TASK TO COMPLETE:
Search the listing below for the string "Both" and show each line that contains it.

————

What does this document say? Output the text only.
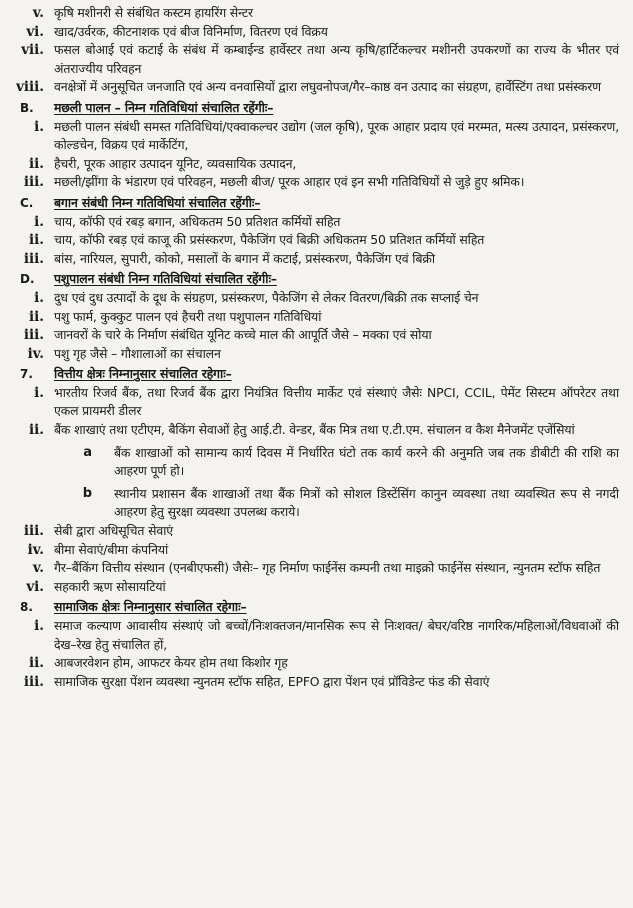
v. कृषि मशीनरी से संबंधित कस्टम हायरिंग सेन्टर
vi. खाद/उर्वरक, कीटनाशक एवं बीज विनिर्माण, वितरण एवं विक्रय
vii. फसल बोआई एवं कटाई के संबंध में कम्बाईन्ड हार्वेस्टर तथा अन्य कृषि/हार्टिकल्चर मशीनरी उपकरणों का राज्य के भीतर एवं अंतराज्यीय परिवहन
viii. वनक्षेत्रों में अनुसूचित जनजाति एवं अन्य वनवासियों द्वारा लघुवनोपज/गैर–काष्ठ वन उत्पाद का संग्रहण, हार्वेस्टिंग तथा प्रसंस्करण
B.	मछली पालन – निम्न गतिविधियां संचालित रहेंगीः–
i. मछली पालन संबंधी समस्त गतिविधियां/एक्वाकल्चर उद्योग (जल कृषि), पूरक आहार प्रदाय एवं मरम्मत, मत्स्य उत्पादन, प्रसंस्करण, कोल्डचेन, विक्रय एवं मार्केटिंग,
ii. हैचरी, पूरक आहार उत्पादन यूनिट, व्यवसायिक उत्पादन,
iii. मछली/झींगा के भंडारण एवं परिवहन, मछली बीज/ पूरक आहार एवं इन सभी गतिविधियों से जुड़े हुए श्रमिक।
C.	बगान संबंधी निम्न गतिविधियां संचालित रहेंगीः–
i. चाय, कॉफी एवं रबड़ बगान, अधिकतम 50 प्रतिशत कर्मियों सहित
ii. चाय, कॉफी रबड़ एवं काजू की प्रसंस्करण, पैकेजिंग एवं बिक्री अधिकतम 50 प्रतिशत कर्मियों सहित
iii. बांस, नारियल, सुपारी, कोको, मसालों के बगान में कटाई, प्रसंस्करण, पैकेजिंग एवं बिक्री
D.	पशुपालन संबंधी निम्न गतिविधियां संचालित रहेंगीः–
i. दुध एवं दुध उत्पादों के दूध के संग्रहण, प्रसंस्करण, पैकेजिंग से लेकर वितरण/बिक्री तक सप्लाई चेन
ii. पशु फार्म, कुक्कुट पालन एवं हैचरी तथा पशुपालन गतिविधियां
iii. जानवरों के चारे के निर्माण संबंधित यूनिट कच्चे माल की आपूर्ति जैसे – मक्का एवं सोया
iv. पशु गृह जैसे – गौशालाओं का संचालन
7.	वित्तीय क्षेत्रः निम्नानुसार संचालित रहेगाः–
i. भारतीय रिजर्व बैंक, तथा रिजर्व बैंक द्वारा नियंत्रित वित्तीय मार्केट एवं संस्थाएं जैसेः NPCI, CCIL, पेमेंट सिस्टम ऑपरेटर तथा एकल प्रायमरी डीलर
ii. बैंक शाखाएं तथा एटीएम, बैकिंग सेवाओं हेतु आई.टी. वेन्डर, बैंक मित्र तथा ए.टी.एम. संचालन व कैश मैनेजमेंट एजेंसियां
a	बैंक शाखाओं को सामान्य कार्य दिवस में निर्धारित घंटो तक कार्य करने की अनुमति जब तक डीबीटी की राशि का आहरण पूर्ण हो।
b	स्थानीय प्रशासन बैंक शाखाओं तथा बैंक मित्रों को सोशल डिस्टेंसिंग कानुन व्यवस्था तथा व्यवस्थित रूप से नगदी आहरण हेतु सुरक्षा व्यवस्था उपलब्ध कराये।
iii. सेबी द्वारा अधिसूचित सेवाएं
iv. बीमा सेवाएं/बीमा कंपनियां
v. गैर–बैंकिंग वित्तीय संस्थान (एनबीएफसी) जैसेः– गृह निर्माण फाईनेंस कम्पनी तथा माइक्रो फाईनेंस संस्थान, न्युनतम स्टॉफ सहित
vi. सहकारी ऋण सोसायटियां
8.	सामाजिक क्षेत्रः निम्नानुसार संचालित रहेगाः–
i. समाज कल्याण आवासीय संस्थाएं जो बच्चों/निःशक्तजन/मानसिक रूप से निःशक्त/ बेघर/वरिष्ठ नागरिक/महिलाओं/विधवाओं की देख–रेख हेतु संचालित हों,
ii. आबजरवेशन होम, आफटर केयर होम तथा किशोर गृह
iii. सामाजिक सुरक्षा पेंशन व्यवस्था न्युनतम स्टॉफ सहित, EPFO द्वारा पेंशन एवं प्रॉविडेन्ट फंड की सेवाएं
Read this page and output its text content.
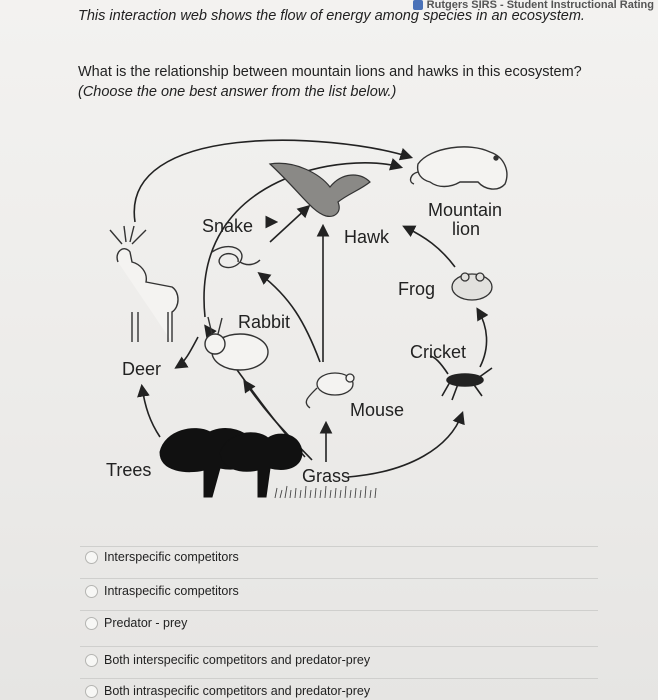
Rutgers SIRS - Student Instructional Rating
This interaction web shows the flow of energy among species in an ecosystem.
What is the relationship between mountain lions and hawks in this ecosystem?
(Choose the one best answer from the list below.)
Mountain
lion
Snake
Hawk
Frog
Rabbit
Cricket
Deer
Mouse
Trees	Grass
Interspecific competitors
Intraspecific competitors
Predator - prey
Both interspecific competitors and predator-prey
Both intraspecific competitors and predator-prey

————

RESULT BELOW:
Both interspecific competitors and predator-prey
Both intraspecific competitors and predator-prey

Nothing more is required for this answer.